Data rows:

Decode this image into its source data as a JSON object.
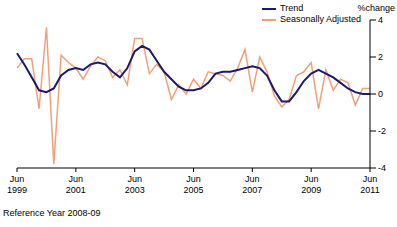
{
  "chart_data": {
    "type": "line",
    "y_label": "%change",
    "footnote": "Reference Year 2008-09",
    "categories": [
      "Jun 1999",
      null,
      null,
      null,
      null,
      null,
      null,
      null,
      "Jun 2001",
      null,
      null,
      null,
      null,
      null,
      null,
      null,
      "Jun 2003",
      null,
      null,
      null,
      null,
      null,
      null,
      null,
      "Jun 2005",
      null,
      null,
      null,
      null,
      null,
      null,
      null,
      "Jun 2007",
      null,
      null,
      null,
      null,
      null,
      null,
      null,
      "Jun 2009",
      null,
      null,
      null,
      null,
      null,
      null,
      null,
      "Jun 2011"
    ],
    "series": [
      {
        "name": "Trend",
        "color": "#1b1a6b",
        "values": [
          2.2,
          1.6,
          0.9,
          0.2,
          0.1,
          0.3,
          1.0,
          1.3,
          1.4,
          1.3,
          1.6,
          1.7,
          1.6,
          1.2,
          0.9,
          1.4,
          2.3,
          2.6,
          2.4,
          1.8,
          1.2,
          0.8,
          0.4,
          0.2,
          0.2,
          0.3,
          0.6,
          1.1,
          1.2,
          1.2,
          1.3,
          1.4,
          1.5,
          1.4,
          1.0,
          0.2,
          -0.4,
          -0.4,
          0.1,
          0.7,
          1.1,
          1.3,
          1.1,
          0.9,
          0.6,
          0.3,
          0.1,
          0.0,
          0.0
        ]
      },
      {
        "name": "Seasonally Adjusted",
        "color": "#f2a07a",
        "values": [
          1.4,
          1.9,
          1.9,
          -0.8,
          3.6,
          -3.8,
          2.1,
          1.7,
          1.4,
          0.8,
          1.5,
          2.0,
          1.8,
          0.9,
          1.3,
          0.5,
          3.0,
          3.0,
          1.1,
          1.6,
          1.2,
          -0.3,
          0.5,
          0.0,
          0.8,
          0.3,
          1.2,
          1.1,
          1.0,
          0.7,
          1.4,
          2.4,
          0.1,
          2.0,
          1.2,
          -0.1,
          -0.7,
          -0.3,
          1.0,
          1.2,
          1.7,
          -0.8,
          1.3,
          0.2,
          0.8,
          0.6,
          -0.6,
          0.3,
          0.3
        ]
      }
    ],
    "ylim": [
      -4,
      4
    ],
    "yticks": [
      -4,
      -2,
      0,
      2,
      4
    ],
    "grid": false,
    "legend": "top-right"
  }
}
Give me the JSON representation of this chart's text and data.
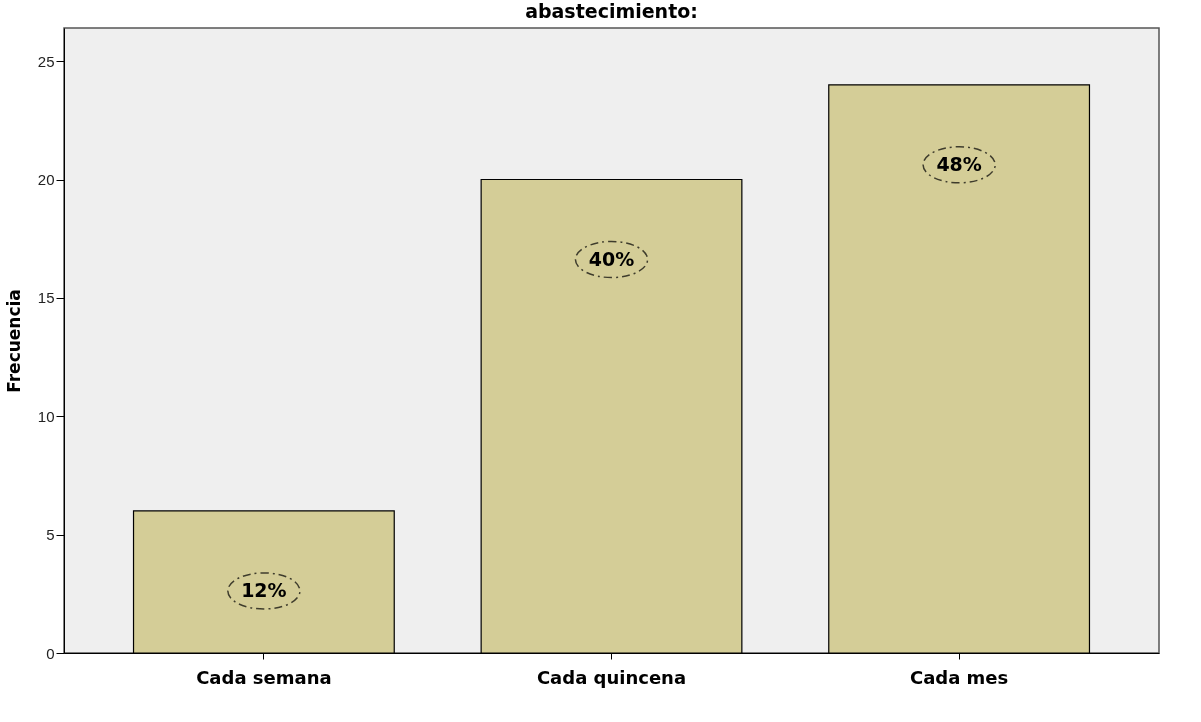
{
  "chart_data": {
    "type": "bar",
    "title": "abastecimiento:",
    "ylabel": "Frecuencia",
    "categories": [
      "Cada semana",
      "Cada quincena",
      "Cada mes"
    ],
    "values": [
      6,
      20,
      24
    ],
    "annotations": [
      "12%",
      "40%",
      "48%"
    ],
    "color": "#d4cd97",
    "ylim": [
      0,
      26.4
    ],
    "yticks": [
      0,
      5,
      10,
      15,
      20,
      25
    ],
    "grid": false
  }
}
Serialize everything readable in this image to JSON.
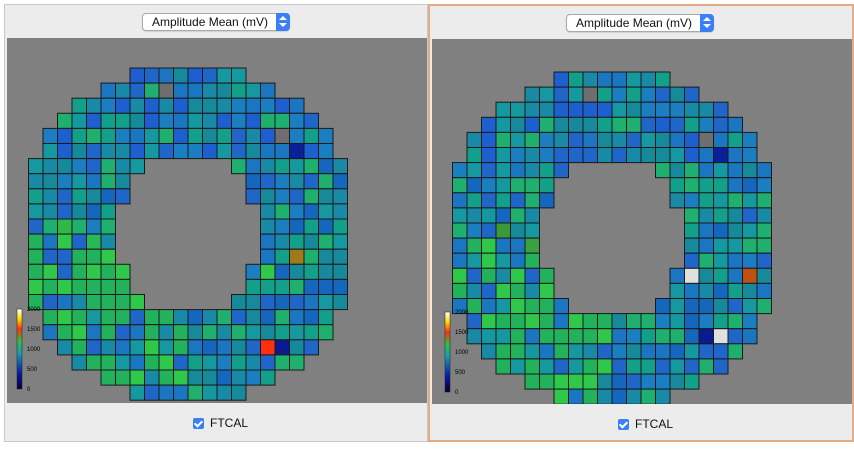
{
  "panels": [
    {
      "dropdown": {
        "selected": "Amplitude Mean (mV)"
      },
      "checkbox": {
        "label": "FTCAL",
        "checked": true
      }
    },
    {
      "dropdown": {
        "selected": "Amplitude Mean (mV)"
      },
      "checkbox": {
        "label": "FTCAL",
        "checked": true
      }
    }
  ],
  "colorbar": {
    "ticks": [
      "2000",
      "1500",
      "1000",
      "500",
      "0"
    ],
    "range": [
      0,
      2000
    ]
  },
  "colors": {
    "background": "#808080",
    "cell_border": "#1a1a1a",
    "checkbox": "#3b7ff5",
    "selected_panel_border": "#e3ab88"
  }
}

--

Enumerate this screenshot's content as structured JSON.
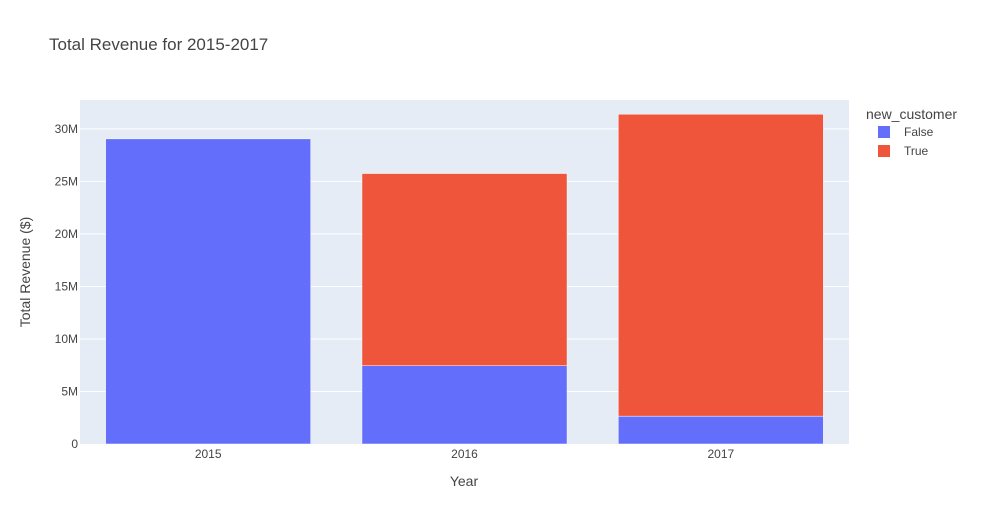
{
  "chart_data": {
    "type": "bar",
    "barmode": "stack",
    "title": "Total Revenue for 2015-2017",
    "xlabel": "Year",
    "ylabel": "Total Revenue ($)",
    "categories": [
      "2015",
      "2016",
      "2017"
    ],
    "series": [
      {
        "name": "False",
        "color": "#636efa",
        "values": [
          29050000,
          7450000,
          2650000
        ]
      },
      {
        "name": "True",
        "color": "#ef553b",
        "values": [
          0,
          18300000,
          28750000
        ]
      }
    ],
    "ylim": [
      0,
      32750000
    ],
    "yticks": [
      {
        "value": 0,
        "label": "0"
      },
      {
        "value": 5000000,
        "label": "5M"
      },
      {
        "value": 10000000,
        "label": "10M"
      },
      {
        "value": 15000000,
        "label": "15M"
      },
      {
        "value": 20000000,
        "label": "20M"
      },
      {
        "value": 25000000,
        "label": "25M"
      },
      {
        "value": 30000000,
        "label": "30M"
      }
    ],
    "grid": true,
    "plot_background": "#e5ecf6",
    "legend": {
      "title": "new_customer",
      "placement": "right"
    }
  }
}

Requirement:
Read through the entries and copy each line in which "Total" appears.

Written reply:
    "title": "Total Revenue for 2015-2017",
    "ylabel": "Total Revenue ($)",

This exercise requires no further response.